BEGIN LISTED ENTRIES

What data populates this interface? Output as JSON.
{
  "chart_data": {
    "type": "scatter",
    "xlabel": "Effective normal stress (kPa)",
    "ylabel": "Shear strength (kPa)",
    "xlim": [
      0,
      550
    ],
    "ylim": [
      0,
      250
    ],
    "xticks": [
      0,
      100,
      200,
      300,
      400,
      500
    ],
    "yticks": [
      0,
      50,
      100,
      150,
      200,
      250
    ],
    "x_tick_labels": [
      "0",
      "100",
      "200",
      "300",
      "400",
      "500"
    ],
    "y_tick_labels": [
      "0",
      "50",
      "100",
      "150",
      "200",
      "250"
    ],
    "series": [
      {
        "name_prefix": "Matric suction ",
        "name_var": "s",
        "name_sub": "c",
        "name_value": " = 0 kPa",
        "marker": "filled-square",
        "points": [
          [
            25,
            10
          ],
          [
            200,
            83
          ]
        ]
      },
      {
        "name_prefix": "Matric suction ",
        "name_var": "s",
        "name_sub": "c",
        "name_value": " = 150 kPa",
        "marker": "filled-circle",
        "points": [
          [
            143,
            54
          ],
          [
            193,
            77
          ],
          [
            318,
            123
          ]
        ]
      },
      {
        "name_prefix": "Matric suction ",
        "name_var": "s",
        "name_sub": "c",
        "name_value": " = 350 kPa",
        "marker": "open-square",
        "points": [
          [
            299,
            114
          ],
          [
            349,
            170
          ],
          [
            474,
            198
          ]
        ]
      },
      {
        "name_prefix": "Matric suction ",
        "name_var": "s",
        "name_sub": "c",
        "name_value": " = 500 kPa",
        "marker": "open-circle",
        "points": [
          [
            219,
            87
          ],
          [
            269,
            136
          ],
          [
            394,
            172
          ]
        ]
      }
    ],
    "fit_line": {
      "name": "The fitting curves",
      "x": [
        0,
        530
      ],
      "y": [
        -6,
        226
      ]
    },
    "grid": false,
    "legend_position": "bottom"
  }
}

END LISTED ENTRIES

Show every line of the records above that contains the word "square".

        "marker": "filled-square",
        "marker": "open-square",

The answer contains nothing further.